(STATED GOAL)
Give the number of lines in the records below that include "сирот", and nothing more.

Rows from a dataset
= = = = = = =

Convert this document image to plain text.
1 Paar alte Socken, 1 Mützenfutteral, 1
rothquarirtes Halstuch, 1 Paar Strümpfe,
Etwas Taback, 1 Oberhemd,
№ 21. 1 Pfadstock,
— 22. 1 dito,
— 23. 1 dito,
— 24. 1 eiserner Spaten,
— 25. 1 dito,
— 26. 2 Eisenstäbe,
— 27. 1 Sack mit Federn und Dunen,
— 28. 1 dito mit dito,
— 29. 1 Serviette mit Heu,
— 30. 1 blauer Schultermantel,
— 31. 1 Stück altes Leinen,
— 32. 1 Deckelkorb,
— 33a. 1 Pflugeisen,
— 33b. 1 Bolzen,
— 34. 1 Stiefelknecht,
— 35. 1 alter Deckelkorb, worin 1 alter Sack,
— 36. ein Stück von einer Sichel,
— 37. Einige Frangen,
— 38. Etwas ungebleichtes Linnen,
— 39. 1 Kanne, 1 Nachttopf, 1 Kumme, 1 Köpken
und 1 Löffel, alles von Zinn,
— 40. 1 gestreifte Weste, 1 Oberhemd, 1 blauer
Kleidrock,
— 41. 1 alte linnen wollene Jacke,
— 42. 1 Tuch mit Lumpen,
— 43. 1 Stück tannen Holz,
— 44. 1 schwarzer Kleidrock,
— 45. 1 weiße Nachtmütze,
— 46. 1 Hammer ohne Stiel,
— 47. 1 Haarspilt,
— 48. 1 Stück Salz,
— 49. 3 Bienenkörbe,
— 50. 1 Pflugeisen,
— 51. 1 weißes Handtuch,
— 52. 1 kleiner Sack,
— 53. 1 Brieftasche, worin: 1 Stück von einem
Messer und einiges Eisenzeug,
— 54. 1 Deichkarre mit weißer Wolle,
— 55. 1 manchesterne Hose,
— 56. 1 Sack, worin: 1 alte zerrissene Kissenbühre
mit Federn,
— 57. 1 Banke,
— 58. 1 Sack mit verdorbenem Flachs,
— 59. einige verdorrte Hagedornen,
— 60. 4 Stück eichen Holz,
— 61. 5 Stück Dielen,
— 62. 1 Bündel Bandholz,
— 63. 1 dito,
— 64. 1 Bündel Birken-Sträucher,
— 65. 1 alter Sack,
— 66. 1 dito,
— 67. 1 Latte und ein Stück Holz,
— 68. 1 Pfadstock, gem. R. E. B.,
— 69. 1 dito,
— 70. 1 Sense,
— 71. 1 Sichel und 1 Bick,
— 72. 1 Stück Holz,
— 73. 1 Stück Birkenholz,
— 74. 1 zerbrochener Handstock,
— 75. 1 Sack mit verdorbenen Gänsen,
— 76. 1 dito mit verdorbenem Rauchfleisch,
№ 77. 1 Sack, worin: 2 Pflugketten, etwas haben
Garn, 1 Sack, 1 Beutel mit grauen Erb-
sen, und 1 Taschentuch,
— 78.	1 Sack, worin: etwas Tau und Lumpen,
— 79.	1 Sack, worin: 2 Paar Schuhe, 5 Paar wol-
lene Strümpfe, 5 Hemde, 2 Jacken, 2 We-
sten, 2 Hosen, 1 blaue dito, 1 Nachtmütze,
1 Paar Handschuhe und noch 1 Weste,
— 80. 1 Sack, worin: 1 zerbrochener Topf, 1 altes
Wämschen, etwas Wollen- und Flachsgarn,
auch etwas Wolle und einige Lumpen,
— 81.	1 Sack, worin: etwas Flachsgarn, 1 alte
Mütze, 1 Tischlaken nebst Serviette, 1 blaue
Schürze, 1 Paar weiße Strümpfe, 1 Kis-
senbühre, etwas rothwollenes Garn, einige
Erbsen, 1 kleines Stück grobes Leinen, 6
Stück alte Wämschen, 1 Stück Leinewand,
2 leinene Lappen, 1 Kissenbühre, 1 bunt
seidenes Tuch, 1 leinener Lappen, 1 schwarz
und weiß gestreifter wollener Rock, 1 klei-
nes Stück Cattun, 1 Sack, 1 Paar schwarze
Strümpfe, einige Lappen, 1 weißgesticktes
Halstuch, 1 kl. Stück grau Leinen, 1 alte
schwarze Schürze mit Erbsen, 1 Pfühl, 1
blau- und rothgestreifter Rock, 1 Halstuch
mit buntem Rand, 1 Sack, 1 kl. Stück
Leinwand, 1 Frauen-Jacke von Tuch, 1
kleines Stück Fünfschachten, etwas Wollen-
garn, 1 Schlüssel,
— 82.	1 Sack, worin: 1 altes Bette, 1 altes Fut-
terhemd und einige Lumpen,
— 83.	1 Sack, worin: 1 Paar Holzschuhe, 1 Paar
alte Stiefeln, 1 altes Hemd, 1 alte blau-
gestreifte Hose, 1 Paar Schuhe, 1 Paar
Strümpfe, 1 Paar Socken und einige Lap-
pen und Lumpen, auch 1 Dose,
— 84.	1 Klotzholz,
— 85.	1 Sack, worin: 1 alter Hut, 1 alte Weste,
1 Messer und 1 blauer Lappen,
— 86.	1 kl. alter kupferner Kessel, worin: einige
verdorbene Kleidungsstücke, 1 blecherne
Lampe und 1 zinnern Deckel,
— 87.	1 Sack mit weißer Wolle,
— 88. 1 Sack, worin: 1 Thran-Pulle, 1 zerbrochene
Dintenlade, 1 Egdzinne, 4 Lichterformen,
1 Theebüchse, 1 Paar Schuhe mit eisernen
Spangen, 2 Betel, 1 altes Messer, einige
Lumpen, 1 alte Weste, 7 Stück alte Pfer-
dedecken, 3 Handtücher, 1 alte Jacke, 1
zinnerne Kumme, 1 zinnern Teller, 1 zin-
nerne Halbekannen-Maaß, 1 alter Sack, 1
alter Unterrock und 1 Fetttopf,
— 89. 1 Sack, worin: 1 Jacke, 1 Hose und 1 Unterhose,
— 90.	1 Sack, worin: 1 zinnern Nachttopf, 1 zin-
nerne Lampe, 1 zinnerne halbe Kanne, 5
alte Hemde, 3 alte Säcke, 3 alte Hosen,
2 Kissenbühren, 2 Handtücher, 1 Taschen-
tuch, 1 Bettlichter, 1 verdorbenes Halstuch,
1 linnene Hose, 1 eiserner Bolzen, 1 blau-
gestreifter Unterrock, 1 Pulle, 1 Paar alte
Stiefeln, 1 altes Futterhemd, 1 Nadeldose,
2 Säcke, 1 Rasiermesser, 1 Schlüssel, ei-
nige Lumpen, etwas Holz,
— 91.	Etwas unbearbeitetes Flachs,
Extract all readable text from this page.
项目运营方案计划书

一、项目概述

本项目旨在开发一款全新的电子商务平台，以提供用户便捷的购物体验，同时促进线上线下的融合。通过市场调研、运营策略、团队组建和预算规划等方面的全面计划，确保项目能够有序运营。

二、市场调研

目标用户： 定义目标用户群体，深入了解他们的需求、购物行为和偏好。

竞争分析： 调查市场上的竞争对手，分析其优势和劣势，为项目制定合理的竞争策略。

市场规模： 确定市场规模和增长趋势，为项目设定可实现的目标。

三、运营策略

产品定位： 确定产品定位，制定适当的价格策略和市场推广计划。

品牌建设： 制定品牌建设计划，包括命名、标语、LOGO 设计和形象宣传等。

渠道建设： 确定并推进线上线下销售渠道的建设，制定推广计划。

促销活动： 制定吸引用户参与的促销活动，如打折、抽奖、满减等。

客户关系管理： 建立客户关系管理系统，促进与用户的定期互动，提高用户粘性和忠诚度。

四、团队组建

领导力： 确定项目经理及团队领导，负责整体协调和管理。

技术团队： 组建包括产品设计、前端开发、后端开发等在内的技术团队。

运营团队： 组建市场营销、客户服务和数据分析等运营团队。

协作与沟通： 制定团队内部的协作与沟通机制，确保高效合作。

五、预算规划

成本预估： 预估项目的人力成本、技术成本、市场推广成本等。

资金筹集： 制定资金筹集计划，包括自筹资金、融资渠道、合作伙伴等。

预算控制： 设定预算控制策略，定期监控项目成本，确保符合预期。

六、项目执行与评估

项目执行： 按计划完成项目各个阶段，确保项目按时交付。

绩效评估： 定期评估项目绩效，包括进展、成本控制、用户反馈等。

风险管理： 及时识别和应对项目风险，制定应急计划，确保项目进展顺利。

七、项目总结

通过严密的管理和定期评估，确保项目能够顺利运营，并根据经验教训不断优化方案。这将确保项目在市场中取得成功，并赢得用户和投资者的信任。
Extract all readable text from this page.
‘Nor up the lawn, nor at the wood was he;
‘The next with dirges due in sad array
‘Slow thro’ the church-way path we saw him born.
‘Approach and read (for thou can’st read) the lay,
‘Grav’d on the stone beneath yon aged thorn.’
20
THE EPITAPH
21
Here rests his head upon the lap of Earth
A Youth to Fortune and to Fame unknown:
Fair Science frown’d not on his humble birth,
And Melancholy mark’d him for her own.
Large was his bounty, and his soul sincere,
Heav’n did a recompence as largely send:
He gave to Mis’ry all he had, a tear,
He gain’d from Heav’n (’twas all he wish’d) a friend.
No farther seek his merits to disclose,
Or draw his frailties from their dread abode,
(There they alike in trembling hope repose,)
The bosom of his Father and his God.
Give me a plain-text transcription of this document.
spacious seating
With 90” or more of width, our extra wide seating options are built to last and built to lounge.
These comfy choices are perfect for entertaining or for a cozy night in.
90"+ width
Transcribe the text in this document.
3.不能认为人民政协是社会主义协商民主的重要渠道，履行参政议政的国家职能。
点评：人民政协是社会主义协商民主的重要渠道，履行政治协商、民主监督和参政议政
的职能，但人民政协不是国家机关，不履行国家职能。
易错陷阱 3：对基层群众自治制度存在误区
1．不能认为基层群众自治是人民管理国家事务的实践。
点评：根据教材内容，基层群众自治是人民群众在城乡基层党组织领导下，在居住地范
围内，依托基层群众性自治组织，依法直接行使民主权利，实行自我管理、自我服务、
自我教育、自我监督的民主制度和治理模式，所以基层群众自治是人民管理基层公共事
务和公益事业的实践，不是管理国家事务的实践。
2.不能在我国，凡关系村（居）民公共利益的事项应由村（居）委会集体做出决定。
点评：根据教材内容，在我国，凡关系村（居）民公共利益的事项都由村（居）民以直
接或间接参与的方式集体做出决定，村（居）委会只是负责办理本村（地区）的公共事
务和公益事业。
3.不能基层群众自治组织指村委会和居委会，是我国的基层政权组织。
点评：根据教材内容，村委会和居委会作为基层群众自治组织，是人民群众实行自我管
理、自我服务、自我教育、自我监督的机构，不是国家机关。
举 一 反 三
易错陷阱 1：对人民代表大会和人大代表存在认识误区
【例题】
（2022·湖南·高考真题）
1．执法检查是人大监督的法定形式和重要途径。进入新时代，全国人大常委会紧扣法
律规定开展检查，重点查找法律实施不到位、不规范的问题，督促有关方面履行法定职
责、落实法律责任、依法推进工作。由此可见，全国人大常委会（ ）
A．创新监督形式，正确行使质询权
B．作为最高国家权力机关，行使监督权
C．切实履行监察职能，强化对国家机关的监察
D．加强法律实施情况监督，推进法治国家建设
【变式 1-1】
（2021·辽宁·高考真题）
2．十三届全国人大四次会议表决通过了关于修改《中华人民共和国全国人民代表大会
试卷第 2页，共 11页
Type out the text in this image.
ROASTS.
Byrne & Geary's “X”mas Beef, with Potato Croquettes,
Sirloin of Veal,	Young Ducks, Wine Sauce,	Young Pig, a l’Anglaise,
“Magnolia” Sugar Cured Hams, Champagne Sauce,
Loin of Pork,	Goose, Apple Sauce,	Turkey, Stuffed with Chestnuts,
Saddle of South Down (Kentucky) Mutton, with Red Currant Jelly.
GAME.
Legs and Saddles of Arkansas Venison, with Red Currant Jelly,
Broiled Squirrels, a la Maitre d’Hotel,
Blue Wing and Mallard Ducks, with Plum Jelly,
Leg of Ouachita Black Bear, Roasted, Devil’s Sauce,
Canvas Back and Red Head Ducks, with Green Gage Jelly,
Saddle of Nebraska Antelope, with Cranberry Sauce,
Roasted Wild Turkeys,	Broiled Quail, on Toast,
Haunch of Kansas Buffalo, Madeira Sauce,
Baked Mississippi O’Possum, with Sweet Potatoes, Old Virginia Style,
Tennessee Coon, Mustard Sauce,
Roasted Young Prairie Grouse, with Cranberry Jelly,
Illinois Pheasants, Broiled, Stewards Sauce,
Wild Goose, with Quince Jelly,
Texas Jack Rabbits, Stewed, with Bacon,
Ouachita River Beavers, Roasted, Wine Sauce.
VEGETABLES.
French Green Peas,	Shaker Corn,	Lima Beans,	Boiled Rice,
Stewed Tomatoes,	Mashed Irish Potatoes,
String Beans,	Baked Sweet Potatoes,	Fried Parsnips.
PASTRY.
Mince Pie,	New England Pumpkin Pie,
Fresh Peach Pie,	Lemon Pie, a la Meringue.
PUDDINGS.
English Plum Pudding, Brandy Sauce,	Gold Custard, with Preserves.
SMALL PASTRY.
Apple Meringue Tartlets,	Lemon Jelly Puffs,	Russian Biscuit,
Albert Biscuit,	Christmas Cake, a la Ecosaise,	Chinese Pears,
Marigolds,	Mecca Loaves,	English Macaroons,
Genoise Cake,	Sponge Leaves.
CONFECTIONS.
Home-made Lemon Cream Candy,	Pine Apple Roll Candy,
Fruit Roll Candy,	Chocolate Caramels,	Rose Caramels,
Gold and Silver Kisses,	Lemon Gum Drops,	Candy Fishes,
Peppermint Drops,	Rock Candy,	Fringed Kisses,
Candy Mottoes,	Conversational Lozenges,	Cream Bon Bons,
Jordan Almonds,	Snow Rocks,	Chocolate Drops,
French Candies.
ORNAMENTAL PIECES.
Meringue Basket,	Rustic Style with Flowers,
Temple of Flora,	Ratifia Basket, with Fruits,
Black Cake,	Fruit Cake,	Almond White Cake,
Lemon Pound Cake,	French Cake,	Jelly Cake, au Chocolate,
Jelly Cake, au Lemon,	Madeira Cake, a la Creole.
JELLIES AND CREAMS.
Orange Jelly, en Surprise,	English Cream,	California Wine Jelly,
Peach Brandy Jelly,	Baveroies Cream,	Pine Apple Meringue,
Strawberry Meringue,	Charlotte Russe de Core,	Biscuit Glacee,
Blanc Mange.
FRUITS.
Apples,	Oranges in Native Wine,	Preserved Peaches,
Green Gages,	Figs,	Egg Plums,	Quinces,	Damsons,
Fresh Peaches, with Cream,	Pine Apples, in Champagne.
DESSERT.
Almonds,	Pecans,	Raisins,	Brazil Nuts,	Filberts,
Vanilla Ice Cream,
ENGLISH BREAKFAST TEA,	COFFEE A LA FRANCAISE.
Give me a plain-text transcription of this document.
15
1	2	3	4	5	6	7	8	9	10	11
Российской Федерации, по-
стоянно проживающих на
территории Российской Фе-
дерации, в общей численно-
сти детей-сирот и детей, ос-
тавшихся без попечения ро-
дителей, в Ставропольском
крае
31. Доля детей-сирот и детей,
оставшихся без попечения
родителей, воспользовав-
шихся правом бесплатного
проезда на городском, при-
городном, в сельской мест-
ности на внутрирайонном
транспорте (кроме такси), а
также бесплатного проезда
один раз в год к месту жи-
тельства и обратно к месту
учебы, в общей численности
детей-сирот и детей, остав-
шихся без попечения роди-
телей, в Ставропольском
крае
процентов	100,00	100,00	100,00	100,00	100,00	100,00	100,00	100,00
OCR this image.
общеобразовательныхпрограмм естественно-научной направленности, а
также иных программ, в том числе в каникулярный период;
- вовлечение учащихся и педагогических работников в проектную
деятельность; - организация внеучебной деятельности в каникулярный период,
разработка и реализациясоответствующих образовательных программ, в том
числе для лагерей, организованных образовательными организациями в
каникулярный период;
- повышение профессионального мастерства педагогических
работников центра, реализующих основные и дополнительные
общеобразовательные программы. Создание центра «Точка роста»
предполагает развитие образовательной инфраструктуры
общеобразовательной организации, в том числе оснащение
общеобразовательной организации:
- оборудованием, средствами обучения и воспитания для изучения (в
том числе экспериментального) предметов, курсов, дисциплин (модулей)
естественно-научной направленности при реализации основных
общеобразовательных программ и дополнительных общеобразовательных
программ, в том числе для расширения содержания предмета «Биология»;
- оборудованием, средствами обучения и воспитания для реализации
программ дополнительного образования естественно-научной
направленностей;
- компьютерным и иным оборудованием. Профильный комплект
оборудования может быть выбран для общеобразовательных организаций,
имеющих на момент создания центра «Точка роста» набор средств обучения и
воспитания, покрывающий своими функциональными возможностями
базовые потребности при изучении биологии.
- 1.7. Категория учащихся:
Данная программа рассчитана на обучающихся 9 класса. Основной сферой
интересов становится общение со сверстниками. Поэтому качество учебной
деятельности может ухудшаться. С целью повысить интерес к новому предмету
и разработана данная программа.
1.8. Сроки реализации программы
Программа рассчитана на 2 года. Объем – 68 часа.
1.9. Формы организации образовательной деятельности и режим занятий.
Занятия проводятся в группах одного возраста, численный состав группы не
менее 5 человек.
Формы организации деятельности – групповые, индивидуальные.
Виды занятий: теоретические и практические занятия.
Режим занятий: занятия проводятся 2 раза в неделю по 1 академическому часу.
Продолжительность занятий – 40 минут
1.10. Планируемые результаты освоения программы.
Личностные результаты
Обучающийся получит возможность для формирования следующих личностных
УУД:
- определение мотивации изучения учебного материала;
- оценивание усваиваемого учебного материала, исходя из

= = = = = = =

(SOLUTION TO THIS EXERCISE)
3